Data items

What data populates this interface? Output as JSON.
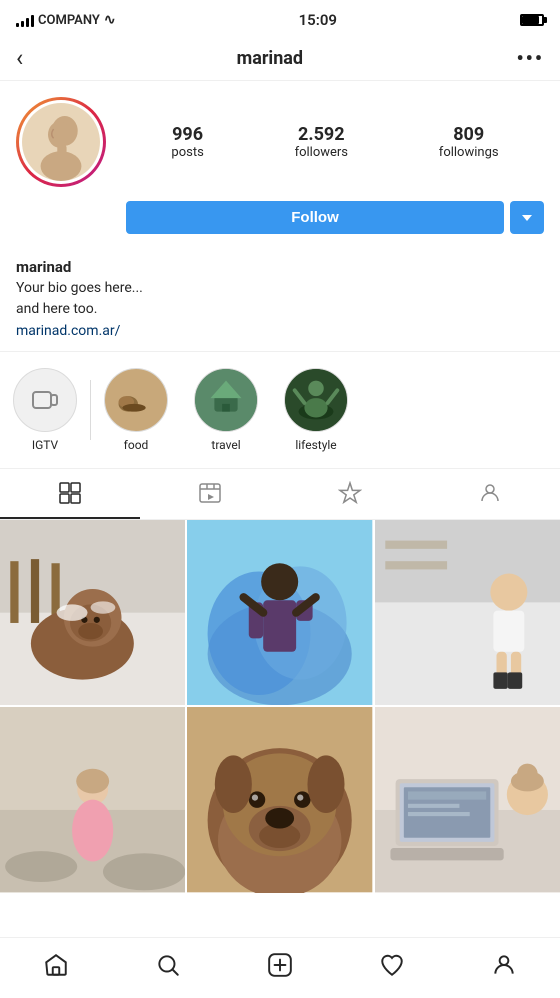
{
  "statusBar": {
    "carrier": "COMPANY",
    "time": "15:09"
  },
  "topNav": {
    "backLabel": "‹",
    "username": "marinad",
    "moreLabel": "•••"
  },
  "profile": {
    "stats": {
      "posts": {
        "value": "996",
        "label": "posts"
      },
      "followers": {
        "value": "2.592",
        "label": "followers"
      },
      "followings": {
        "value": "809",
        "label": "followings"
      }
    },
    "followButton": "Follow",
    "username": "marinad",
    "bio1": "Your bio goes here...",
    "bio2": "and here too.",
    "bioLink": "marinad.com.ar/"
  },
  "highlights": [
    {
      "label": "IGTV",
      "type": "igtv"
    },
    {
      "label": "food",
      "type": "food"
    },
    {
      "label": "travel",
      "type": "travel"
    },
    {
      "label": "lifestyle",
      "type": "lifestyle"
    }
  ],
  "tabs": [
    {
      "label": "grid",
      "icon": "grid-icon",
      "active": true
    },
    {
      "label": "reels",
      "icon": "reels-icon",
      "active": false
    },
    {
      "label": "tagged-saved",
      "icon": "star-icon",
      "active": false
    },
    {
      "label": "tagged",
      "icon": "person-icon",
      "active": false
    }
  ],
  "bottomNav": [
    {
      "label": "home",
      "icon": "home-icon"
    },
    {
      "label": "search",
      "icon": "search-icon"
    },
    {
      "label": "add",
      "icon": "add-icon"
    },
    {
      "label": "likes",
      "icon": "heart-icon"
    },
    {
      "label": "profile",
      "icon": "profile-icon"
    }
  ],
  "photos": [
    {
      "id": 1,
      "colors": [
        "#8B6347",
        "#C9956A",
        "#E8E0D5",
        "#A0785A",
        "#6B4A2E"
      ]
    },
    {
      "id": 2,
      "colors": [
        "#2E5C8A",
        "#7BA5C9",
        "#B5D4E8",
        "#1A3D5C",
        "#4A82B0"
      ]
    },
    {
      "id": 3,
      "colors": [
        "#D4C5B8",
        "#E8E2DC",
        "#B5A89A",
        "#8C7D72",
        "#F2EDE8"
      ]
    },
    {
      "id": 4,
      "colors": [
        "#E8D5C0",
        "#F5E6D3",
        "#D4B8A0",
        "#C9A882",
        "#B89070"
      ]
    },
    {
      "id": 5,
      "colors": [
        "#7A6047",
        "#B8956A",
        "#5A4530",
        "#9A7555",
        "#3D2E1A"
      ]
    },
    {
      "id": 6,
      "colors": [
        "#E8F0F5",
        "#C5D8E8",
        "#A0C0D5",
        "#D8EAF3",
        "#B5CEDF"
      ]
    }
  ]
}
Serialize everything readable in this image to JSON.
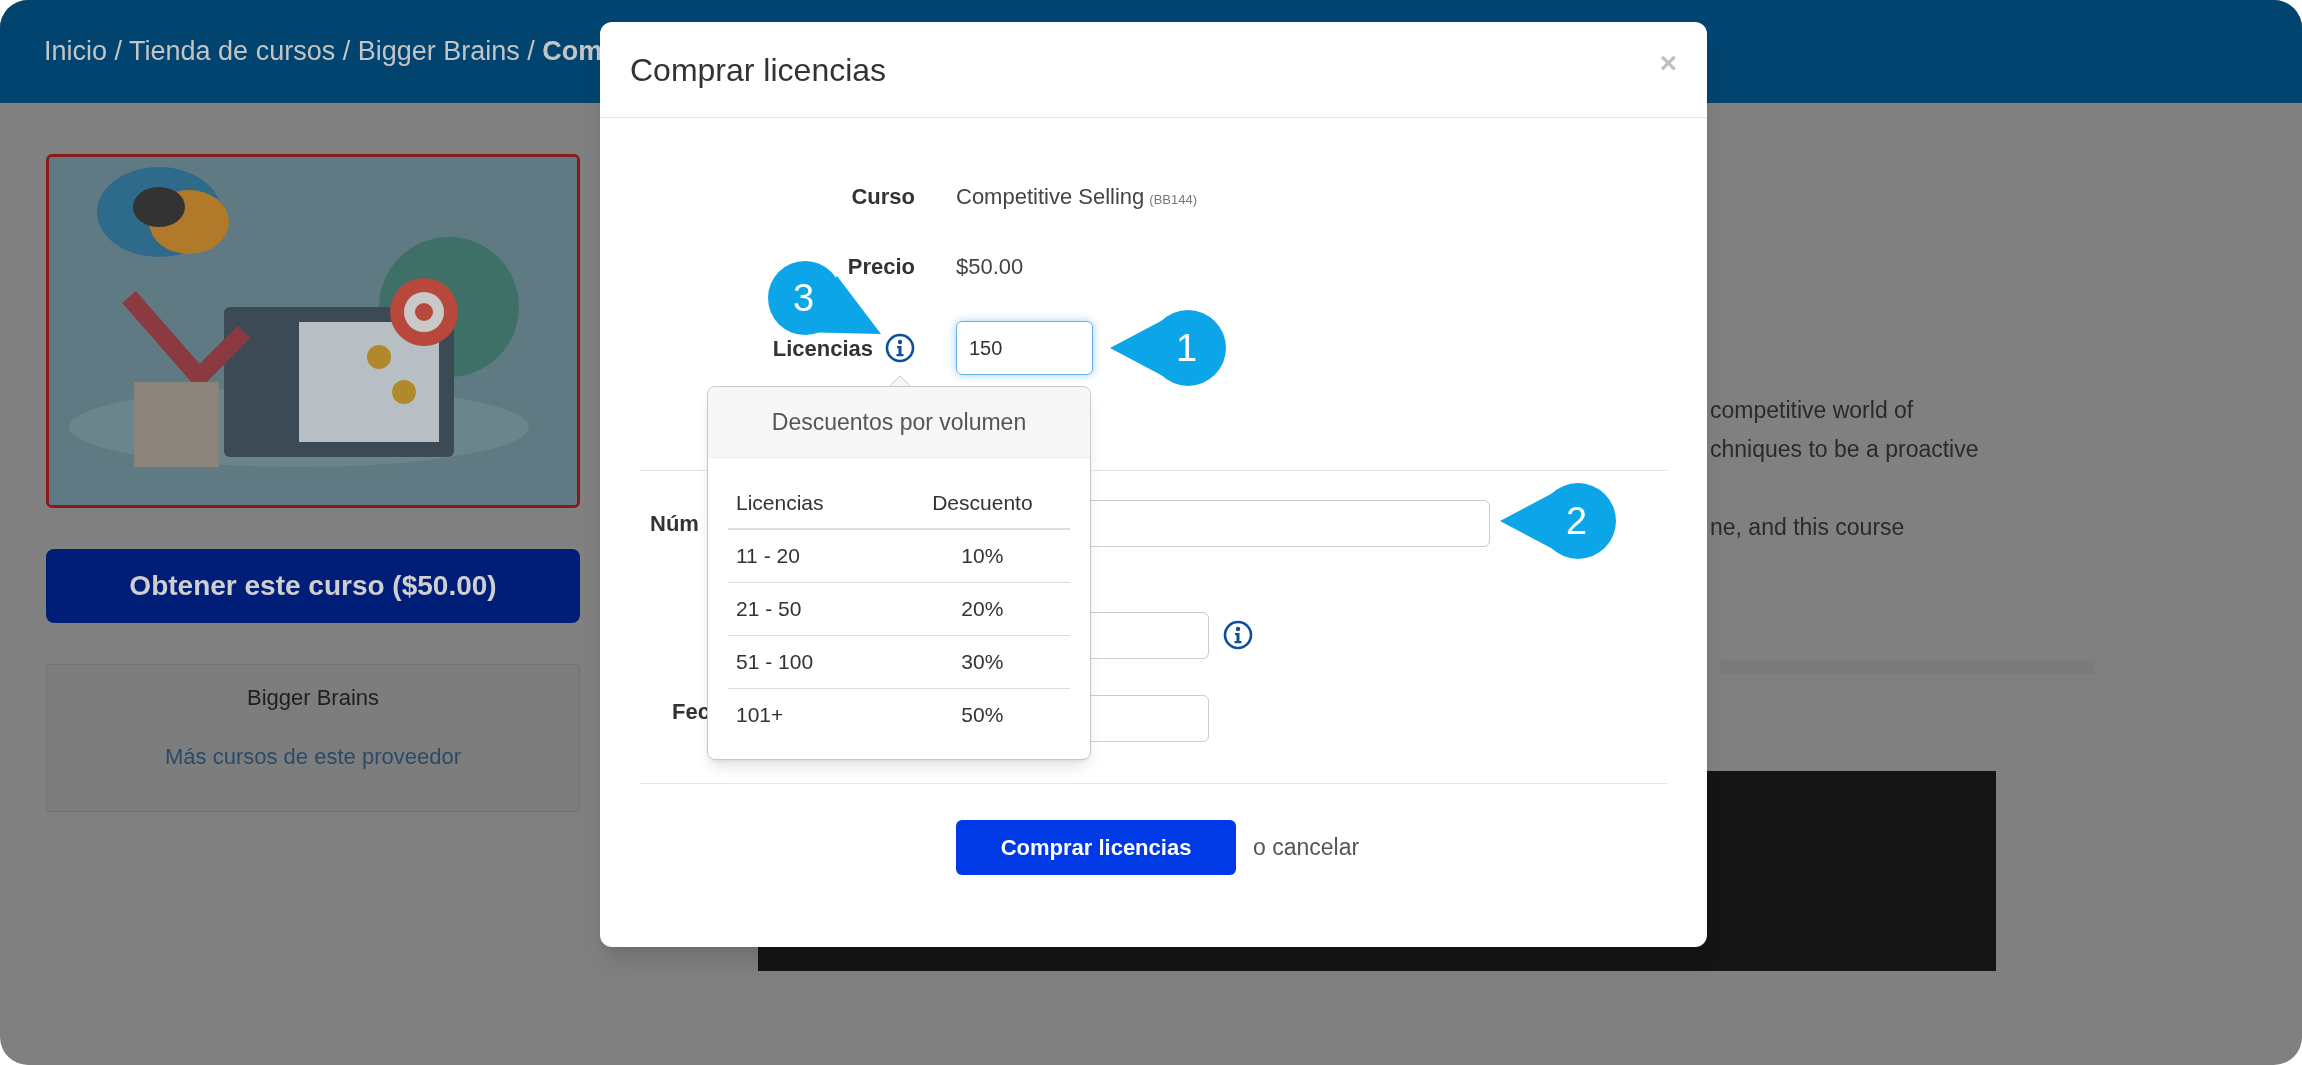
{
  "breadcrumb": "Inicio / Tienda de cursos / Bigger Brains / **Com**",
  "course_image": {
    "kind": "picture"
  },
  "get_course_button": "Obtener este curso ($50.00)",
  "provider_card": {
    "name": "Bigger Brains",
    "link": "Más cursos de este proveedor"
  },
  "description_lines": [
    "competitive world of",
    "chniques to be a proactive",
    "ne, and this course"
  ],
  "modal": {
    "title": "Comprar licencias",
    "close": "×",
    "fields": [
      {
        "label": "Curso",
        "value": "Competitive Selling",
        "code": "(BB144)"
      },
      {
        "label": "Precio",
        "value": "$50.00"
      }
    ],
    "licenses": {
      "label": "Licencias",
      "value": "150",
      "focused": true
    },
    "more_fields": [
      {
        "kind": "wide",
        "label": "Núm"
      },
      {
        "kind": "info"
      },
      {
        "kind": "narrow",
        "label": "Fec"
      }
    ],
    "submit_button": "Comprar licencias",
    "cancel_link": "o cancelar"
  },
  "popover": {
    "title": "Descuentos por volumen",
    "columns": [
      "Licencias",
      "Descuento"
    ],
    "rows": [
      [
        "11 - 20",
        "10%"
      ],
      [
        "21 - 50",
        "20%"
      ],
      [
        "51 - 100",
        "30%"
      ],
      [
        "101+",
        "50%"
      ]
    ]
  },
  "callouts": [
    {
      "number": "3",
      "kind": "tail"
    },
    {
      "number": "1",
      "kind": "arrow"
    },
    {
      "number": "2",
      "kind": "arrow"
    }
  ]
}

— Exercise directions —
Count up the lines in the listing that hold the word "value", and give that number only.

— Finished exercise —
6